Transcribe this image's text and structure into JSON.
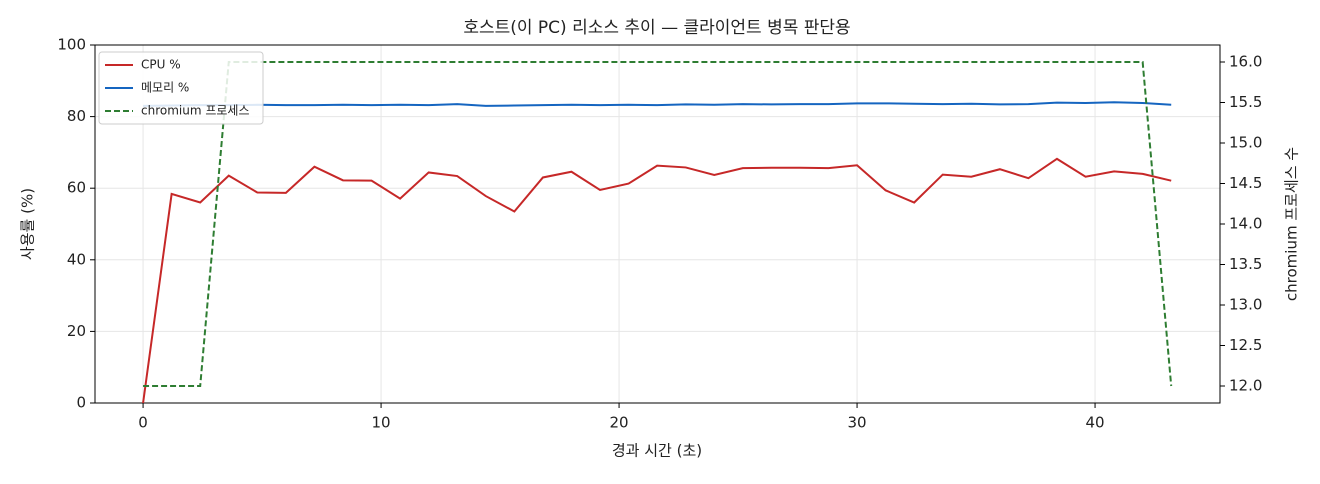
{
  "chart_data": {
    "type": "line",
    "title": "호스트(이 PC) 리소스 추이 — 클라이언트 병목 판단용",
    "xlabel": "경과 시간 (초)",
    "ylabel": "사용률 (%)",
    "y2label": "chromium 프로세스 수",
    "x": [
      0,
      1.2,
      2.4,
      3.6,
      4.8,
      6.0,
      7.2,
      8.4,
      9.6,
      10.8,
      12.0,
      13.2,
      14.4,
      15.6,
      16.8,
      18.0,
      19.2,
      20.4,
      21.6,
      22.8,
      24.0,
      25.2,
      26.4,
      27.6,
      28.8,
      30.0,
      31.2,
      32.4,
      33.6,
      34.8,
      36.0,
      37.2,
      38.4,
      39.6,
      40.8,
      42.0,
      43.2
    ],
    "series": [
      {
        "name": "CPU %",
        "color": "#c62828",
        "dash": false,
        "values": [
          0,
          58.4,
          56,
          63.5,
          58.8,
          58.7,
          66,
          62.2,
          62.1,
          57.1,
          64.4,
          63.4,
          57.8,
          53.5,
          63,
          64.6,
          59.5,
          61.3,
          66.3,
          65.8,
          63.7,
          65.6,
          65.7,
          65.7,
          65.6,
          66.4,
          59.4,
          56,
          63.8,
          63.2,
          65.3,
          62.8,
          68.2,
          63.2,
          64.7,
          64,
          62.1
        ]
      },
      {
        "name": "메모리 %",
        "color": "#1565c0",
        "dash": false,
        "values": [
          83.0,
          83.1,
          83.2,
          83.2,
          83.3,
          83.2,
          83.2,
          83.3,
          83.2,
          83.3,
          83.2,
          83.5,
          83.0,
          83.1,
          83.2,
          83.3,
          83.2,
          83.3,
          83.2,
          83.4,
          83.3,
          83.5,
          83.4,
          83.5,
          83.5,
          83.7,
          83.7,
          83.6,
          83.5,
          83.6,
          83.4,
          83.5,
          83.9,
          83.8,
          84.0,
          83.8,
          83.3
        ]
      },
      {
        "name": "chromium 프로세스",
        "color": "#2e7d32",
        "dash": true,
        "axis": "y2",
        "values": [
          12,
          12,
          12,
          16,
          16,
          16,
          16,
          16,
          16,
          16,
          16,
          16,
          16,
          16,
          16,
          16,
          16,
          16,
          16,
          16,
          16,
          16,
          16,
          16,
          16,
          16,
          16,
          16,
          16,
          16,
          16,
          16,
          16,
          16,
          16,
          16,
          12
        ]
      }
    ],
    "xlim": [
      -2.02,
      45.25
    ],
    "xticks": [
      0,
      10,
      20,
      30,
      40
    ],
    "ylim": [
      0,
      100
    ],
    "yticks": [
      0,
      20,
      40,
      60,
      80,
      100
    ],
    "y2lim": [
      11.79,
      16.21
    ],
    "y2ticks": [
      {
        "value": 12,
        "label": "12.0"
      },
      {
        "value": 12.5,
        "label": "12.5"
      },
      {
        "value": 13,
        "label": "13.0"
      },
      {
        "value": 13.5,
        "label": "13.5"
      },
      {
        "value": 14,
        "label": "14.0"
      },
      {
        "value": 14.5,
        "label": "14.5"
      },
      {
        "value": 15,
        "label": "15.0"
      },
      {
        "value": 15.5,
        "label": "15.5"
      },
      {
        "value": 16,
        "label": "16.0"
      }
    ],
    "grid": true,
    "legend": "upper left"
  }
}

* * *

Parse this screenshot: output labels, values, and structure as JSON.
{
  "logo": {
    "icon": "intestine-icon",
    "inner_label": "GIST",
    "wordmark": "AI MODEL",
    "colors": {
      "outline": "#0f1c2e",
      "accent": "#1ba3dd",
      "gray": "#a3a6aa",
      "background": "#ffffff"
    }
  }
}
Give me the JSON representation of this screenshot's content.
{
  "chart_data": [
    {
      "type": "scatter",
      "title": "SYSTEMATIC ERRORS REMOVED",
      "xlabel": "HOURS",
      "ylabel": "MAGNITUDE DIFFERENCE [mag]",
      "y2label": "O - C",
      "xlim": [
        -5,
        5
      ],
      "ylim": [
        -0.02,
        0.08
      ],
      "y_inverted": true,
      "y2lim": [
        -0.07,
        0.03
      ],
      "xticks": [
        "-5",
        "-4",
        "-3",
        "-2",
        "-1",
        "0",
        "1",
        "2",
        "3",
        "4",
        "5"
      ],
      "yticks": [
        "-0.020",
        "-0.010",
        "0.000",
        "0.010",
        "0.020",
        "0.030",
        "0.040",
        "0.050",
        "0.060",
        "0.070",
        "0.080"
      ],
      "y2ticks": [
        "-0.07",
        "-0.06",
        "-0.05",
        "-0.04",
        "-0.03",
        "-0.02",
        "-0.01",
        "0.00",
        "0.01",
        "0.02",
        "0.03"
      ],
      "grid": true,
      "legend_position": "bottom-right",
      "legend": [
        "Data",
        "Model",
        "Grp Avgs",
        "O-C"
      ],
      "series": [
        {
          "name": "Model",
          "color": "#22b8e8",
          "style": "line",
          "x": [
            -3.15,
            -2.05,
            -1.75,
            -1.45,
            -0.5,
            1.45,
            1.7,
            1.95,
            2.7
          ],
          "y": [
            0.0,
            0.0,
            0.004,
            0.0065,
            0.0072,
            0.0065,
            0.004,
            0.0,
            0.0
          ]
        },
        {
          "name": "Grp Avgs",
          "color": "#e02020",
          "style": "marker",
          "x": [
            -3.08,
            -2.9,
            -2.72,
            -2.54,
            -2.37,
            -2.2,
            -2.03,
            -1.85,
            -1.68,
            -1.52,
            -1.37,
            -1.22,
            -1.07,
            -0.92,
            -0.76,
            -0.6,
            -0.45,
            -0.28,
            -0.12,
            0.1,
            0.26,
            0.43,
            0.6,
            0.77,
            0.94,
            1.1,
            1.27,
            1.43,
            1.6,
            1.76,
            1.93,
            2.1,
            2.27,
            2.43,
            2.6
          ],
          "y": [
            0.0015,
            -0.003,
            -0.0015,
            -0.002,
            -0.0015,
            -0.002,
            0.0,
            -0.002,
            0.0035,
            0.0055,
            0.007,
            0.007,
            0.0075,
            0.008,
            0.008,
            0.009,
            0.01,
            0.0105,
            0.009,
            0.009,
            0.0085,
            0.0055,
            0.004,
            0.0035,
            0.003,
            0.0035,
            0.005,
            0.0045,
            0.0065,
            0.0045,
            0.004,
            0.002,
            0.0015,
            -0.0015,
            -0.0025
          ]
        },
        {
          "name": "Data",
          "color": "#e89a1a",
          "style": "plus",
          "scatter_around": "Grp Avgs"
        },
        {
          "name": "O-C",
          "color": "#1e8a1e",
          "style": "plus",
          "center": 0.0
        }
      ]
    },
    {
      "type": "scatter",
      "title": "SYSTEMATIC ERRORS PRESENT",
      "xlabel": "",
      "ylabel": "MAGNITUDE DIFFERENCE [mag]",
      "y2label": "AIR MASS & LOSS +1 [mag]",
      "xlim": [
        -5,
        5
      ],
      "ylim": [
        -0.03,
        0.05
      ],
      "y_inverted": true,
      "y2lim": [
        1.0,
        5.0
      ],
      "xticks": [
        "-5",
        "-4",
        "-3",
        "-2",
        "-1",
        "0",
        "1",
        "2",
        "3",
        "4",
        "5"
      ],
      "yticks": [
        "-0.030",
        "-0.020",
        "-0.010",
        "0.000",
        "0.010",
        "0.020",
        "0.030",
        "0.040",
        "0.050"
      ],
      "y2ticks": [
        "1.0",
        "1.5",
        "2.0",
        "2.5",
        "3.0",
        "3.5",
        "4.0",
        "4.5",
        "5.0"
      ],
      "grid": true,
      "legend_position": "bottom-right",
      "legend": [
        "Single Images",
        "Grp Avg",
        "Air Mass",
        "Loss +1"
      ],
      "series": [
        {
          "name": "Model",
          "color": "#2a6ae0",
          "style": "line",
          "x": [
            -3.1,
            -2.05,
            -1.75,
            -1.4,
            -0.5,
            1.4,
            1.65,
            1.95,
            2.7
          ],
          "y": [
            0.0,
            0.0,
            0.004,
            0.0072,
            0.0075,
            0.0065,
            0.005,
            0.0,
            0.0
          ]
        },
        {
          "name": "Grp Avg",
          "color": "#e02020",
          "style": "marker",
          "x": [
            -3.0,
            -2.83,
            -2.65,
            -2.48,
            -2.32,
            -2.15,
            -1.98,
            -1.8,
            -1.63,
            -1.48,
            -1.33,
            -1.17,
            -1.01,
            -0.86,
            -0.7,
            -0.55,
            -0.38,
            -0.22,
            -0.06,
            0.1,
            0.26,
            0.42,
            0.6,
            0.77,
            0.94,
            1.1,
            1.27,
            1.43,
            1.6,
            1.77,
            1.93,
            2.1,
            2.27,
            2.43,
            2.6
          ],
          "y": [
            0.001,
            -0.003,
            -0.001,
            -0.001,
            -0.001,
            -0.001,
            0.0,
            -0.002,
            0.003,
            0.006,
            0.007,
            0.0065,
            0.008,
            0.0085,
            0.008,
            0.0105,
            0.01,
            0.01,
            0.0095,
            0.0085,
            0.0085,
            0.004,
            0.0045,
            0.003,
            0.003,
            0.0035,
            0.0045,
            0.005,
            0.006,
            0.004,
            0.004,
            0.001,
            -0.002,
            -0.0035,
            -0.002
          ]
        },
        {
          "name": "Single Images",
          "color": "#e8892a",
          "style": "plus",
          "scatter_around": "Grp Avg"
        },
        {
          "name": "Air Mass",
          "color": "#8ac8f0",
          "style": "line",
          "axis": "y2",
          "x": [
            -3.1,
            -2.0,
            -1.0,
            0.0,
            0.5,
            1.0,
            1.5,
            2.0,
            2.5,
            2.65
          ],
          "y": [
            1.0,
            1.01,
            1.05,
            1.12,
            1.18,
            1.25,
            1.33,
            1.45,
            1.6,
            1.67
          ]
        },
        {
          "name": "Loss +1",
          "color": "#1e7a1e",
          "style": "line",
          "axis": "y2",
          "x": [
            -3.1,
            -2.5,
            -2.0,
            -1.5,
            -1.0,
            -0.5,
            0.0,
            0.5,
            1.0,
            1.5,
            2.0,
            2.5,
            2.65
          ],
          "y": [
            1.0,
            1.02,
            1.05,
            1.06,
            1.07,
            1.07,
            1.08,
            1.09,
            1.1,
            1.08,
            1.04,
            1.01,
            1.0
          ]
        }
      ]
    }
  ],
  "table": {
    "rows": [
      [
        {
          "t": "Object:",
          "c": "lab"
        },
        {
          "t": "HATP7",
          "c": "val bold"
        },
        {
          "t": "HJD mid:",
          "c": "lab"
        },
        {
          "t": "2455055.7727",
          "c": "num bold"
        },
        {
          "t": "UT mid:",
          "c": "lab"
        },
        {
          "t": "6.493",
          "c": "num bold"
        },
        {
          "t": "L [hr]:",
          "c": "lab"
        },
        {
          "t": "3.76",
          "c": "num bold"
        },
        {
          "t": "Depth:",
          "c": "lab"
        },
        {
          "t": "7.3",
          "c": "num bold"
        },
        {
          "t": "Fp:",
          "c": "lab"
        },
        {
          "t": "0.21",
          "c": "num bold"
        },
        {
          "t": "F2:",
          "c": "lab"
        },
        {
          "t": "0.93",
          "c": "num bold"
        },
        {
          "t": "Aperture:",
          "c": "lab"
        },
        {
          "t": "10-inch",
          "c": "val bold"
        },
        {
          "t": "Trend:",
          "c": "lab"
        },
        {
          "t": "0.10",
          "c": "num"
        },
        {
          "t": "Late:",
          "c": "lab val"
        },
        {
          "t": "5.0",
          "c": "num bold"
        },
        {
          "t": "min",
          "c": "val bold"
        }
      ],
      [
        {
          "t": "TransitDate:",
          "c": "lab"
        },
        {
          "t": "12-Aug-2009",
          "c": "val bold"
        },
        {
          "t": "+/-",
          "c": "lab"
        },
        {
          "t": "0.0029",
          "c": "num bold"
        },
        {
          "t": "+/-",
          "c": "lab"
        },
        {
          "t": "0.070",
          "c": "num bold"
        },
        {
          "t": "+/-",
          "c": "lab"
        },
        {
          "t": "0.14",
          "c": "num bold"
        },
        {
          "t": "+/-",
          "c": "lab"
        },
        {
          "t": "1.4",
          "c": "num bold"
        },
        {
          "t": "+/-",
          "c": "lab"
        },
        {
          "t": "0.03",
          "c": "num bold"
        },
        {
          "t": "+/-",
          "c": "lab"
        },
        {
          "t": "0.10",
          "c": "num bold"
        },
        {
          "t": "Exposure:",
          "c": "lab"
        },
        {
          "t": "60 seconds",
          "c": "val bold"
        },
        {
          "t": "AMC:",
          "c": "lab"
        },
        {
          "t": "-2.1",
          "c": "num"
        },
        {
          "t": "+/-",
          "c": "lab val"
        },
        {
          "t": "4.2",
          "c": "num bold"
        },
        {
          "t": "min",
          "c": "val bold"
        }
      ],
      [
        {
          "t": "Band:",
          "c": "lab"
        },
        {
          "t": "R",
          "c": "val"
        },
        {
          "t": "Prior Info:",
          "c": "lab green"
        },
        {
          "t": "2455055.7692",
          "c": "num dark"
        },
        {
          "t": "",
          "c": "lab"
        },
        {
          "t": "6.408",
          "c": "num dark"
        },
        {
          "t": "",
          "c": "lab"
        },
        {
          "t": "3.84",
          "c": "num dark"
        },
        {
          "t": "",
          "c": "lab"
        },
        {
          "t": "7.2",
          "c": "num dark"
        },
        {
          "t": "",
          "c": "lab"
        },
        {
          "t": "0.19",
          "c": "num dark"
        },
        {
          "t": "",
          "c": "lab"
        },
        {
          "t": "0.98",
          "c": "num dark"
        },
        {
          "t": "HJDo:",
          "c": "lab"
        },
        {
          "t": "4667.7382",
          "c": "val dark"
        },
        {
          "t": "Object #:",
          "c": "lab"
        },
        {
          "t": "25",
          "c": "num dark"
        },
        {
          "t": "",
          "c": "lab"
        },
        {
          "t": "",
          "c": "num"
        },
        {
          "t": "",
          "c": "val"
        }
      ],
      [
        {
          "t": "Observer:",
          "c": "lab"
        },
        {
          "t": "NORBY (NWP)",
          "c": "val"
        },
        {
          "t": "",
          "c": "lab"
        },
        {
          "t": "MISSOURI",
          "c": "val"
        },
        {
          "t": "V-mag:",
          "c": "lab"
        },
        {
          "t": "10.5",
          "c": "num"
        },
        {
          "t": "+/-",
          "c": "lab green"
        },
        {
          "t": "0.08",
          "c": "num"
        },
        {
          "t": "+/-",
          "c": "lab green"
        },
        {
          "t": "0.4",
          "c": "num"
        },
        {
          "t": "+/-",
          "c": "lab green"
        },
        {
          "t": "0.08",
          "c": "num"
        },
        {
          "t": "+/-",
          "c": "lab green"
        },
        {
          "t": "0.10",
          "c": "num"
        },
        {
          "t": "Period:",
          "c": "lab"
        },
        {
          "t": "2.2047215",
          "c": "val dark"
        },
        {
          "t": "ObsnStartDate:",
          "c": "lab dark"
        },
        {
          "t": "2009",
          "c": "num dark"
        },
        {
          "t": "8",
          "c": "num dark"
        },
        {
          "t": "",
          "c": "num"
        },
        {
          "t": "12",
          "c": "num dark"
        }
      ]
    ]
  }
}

▶ [Stated exercise]: Pick out the lines containing the word "ERRORS" and show them.

▶ [Expected answer]:
      "title": "SYSTEMATIC ERRORS REMOVED",
      "title": "SYSTEMATIC ERRORS PRESENT",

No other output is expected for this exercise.